* _TASK PROMPT_
Check each line of the listing, and copy it if it contains the word "Suite".

* _TASK DATA_
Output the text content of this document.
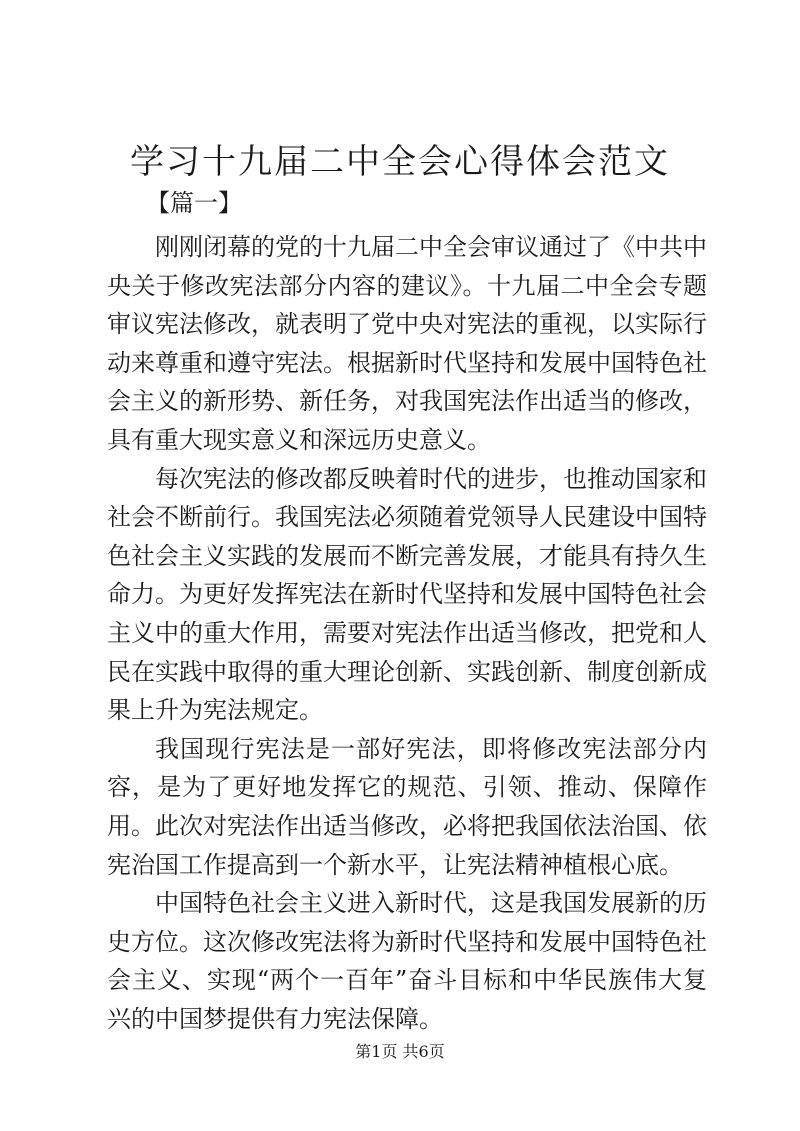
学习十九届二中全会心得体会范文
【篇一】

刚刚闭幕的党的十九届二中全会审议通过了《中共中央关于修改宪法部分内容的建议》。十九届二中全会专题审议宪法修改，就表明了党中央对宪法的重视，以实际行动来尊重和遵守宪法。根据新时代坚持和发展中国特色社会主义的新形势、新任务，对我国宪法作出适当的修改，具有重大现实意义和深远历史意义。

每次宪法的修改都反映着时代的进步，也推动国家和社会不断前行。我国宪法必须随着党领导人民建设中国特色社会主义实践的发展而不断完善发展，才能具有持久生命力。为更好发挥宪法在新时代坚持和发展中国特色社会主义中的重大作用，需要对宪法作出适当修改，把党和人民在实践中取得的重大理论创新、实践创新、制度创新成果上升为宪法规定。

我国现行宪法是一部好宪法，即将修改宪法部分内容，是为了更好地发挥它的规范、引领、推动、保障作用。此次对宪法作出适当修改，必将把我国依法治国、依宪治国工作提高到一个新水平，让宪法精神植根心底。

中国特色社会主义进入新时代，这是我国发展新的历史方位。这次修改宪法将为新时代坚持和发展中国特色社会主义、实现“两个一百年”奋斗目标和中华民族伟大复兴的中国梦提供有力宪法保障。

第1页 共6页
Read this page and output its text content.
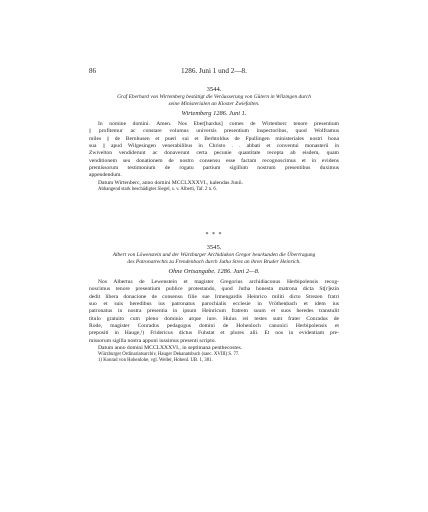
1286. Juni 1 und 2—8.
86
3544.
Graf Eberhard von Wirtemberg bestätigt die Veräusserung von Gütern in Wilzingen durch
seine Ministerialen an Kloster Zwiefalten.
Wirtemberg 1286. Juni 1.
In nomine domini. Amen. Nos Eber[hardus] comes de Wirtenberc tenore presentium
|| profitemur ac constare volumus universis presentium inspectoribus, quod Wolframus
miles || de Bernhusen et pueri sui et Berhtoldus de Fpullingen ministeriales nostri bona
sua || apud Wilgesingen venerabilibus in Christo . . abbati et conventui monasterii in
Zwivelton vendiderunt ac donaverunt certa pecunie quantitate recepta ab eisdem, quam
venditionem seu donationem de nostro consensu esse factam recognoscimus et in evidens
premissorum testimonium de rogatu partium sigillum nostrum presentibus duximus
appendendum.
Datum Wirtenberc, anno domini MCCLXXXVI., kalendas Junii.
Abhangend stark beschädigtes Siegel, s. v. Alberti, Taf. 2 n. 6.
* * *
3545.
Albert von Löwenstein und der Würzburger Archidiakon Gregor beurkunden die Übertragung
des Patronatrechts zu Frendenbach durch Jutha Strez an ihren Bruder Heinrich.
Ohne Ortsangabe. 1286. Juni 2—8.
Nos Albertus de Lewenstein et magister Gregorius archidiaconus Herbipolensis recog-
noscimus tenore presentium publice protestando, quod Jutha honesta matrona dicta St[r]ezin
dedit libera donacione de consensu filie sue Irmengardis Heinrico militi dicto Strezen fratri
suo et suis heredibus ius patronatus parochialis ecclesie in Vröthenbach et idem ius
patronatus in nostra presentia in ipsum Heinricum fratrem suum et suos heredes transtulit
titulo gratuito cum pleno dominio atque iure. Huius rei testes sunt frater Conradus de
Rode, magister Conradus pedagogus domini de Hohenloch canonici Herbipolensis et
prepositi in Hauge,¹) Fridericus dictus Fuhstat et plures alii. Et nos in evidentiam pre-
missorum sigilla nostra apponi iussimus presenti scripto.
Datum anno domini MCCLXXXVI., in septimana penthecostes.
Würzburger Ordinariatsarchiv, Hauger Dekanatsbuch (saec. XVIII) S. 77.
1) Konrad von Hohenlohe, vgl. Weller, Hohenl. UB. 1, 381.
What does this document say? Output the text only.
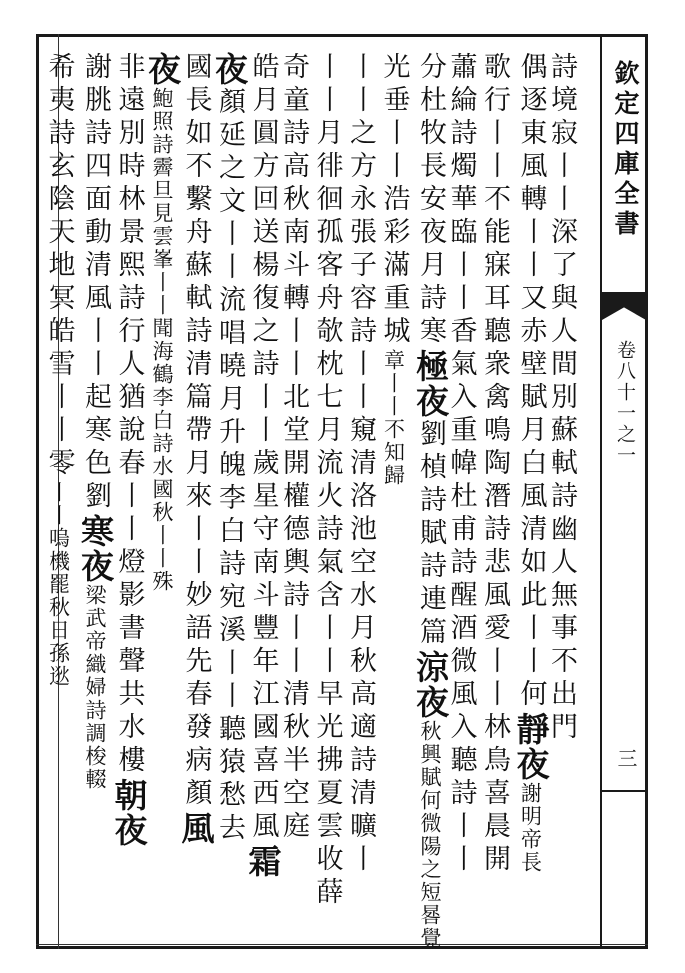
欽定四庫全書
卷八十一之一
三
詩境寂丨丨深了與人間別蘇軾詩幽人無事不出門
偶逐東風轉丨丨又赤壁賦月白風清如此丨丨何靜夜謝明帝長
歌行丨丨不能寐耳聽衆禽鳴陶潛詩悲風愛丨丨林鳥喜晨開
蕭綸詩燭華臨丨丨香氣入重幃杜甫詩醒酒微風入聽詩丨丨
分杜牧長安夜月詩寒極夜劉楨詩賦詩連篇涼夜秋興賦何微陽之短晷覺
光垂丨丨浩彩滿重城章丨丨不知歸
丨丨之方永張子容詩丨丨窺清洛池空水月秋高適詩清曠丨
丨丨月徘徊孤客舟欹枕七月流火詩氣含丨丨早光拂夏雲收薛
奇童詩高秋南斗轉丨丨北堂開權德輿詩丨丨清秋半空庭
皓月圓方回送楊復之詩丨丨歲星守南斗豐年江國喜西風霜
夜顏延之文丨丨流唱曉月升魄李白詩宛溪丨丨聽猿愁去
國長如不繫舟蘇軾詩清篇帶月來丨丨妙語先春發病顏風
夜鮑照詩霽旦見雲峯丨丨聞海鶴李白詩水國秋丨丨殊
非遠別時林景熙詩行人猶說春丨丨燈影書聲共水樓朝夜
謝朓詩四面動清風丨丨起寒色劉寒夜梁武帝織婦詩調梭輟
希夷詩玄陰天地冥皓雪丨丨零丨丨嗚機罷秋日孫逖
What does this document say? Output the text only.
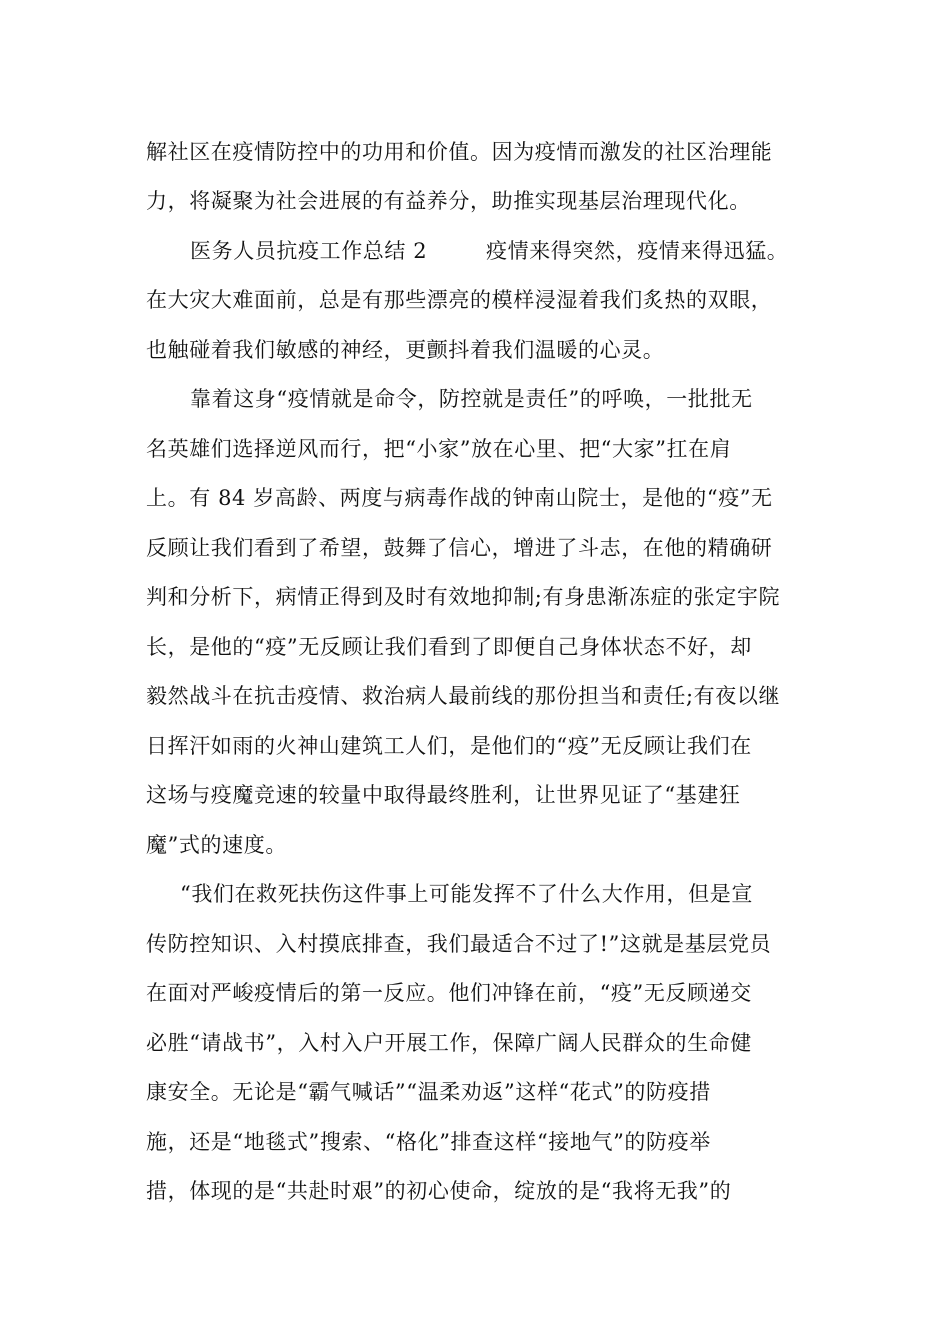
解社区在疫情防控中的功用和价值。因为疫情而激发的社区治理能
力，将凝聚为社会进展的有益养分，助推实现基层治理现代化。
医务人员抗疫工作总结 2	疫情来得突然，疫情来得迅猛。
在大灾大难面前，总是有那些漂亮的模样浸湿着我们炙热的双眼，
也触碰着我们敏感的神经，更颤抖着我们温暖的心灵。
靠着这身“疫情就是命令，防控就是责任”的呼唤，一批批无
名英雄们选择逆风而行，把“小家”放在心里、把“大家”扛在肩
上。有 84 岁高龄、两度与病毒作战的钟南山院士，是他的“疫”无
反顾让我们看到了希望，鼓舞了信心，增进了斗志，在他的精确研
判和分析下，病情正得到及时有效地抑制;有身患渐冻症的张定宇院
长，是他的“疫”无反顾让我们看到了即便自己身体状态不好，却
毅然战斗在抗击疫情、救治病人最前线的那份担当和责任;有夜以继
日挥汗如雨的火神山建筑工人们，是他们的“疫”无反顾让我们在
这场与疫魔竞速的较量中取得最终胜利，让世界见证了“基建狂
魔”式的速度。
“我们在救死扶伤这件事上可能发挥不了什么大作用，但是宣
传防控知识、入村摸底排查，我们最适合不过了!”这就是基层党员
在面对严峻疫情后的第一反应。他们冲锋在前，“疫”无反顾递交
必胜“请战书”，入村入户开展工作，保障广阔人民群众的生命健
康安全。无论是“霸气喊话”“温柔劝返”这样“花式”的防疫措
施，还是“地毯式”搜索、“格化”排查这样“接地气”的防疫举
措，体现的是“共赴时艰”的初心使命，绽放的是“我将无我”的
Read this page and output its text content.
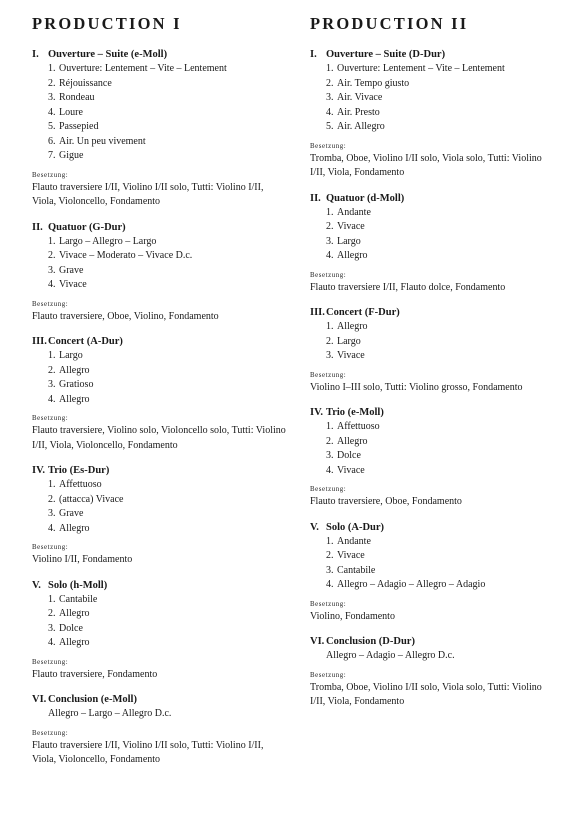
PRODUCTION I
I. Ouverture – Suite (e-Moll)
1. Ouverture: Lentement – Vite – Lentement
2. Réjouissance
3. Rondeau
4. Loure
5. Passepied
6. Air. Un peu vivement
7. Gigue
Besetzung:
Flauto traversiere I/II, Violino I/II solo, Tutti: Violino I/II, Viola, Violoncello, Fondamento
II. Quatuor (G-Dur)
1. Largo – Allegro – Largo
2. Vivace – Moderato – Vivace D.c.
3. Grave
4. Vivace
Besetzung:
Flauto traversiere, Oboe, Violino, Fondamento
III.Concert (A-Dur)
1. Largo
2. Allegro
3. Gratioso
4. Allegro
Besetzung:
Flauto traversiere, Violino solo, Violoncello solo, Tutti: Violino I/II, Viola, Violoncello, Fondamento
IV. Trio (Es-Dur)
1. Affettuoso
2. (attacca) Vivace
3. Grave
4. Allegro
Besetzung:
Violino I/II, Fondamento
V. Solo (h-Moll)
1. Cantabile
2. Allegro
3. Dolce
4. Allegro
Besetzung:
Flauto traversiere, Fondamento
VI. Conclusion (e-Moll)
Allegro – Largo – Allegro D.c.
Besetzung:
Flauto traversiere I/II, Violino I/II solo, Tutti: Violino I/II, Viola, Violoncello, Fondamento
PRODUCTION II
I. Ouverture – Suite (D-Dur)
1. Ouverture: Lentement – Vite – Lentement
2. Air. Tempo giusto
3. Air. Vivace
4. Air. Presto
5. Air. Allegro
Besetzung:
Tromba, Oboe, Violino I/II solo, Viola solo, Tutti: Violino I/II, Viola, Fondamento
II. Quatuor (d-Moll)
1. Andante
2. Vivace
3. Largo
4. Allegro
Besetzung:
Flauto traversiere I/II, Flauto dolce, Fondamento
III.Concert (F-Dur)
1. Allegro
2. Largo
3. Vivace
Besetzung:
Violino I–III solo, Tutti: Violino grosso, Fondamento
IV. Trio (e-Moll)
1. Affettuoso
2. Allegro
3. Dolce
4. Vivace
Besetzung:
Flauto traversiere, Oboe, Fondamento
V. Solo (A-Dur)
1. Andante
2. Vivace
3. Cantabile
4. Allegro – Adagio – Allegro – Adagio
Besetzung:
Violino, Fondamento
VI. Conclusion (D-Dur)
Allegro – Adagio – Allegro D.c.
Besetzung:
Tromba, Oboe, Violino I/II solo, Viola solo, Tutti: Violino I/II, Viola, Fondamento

* _WRITTEN RESPONSE_
I. Ouverture – Suite (e-Moll)
I. Ouverture – Suite (D-Dur)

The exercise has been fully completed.